IV / Convite à glória
_ Juntos na poeira das encruzilhadas 
conquistaremos a glória.
_ E de que me serve?
_ Nossos nomes ressoarão
nos sinos de bronze da História.
_ E de que me serve?
_ Jamais alguém, nas cinco partidas do mundo,
será tão grande.
_ E de que me serve?
_ As mais inacessíveis princesas se curvarão
à nossa passagem.
_ E de queme serve?
_ Pelo teu valor e pelo teu fervor
terás uma ilha de ouro e esmeralda.
_ Isto me serve.
O poema Um em quatro, que acompanha o cartão D. Quixote e Sancho Pança saindo
para suas aventuras, a seguir, estampa as conquistas da poesia concreta, na medida
em apresenta inovações em vários campos: no sintático, a ruptura total com a sintaxe
tradicional; no léxico, os neologismos; no fonético, a repetição sonora é a grande
chave. Mas o mais significativo é a abolição quase total do verso, no campo
topográfico, com o uso dos espaços em branco para intensificar o significado. Na
construção do poema, o verbal e o visual concorrem em pé de igualdade na luta pela
significação. As letras que iniciam e finalizam o alfabeto, opostas, portanto (A e Z),
são dispostas no texto de modo a representar as personagens Quixote e Sancho em
suas “afinidades díspares”; as minúsculas, logo abaixo, na mesma posição, referem-se
às montarias de cada um deles, o cavalo e o asno. As letras se juntam, primeiramente,
para formar o par homem-animal, A& b; Z&y, e, finalmente, os quatro viventes
unem-se pela busca dos mesmos ideais: quadrigeminados, um cavaleiro um cavalo
um jumento um escudeiro. Pelo trabalho de organização e disposição das letras, o
leitor pode visualizar as linhas que compõem a imagem pintada por Portinari. A partir
delas e em diálogo com o texto de Cervantes, Drummond expõe sua visão das quatro
criaturas, tão diferentes em seus próprios grupos: o fidalgo (A) e o escudeiro (Z); o
cavalo (b) e o asno (y). Entretanto, para o eu poético, as diferenças fundem-se em
uma semelhança: o mesmo desejo de aventuras e jornadas, unificado anseio.

#### Dados fornecidos
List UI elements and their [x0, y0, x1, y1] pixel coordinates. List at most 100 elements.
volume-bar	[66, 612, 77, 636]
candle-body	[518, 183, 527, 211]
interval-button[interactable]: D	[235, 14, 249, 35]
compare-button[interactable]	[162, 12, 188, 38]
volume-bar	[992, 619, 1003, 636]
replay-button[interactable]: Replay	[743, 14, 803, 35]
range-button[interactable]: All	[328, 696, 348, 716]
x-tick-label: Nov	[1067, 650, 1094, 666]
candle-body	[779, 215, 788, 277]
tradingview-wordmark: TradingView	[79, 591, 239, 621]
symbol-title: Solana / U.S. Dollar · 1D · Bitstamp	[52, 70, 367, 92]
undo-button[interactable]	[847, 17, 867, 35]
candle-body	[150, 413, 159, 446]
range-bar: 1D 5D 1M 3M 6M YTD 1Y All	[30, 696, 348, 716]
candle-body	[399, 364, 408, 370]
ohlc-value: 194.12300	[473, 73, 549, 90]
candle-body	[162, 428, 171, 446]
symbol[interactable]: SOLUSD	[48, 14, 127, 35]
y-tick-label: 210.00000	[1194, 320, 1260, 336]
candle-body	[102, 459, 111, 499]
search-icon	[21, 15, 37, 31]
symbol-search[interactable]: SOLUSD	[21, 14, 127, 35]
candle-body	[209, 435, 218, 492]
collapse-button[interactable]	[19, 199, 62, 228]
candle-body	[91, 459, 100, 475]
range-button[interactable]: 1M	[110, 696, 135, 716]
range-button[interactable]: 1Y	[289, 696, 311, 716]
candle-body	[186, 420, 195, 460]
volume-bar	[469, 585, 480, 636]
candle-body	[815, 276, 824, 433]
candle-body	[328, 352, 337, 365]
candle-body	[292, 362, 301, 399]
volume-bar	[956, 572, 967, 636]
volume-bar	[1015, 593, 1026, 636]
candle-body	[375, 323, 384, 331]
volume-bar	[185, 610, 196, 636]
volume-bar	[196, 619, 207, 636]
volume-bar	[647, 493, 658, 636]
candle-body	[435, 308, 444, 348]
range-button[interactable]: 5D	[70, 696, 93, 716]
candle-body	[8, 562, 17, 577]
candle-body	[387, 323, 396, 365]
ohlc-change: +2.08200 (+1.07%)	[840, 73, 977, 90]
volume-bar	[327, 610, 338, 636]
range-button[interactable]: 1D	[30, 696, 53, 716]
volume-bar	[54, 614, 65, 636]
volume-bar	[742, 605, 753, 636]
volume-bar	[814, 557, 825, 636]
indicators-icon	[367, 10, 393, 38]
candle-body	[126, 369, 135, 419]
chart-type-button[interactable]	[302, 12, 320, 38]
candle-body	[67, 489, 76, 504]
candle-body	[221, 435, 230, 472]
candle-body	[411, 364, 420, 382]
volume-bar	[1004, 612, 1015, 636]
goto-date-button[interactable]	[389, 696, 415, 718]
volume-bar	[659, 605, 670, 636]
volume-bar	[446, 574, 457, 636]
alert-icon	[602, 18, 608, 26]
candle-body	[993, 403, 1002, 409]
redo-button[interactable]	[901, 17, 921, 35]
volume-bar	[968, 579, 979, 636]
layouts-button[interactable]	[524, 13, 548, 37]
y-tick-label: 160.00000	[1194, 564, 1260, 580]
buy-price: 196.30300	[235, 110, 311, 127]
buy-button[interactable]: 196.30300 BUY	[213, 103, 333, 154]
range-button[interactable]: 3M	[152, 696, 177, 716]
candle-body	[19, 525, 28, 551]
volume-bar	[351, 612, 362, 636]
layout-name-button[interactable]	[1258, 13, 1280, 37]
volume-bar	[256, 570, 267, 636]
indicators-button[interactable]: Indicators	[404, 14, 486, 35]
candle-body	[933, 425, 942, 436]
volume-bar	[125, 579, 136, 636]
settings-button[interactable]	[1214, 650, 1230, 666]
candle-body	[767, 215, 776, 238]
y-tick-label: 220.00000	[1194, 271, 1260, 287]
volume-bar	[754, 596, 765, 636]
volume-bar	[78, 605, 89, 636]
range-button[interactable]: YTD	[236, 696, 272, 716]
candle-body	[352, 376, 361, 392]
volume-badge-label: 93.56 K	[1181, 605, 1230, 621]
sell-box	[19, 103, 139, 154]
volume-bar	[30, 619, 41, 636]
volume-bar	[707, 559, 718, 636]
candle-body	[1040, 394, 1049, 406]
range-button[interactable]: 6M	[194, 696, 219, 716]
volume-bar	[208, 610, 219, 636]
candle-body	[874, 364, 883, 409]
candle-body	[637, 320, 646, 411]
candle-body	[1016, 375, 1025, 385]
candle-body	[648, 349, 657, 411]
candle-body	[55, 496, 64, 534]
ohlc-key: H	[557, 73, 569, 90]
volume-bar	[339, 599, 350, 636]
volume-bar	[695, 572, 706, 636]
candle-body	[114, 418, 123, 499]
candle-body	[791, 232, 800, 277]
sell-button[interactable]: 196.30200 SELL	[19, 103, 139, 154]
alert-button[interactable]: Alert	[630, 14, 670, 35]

#### Suas tarefas
a) Responda às perguntas sobre o trecho.
(i) No poema "Convite à glória", qual promessa recebe a resposta "Isto me serve"?
(ii) No poema Um em quatro, quais letras representam as personagens Quixote e Sancho?
(iii) A que se referem as letras minúsculas dispostas logo abaixo delas?
b) Repita, sem alterar nada, tudo o que vai de "IV / Convite" até "de queme serve?" no trecho.
Os dados não são necessários para realizar as tarefas.

#### Respostas por tarefa
a)
(i) A promessa de uma ilha de ouro e esmeralda, dada pelo valor e pelo fervor.
(ii) As letras A e Z.
(iii) Às montarias de cada um deles, o cavalo e o asno.

b)
IV / Convite à glória
_ Juntos na poeira das encruzilhadas 
conquistaremos a glória.
_ E de que me serve?
_ Nossos nomes ressoarão
nos sinos de bronze da História.
_ E de que me serve?
_ Jamais alguém, nas cinco partidas do mundo,
será tão grande.
_ E de que me serve?
_ As mais inacessíveis princesas se curvarão
à nossa passagem.
_ E de queme serve?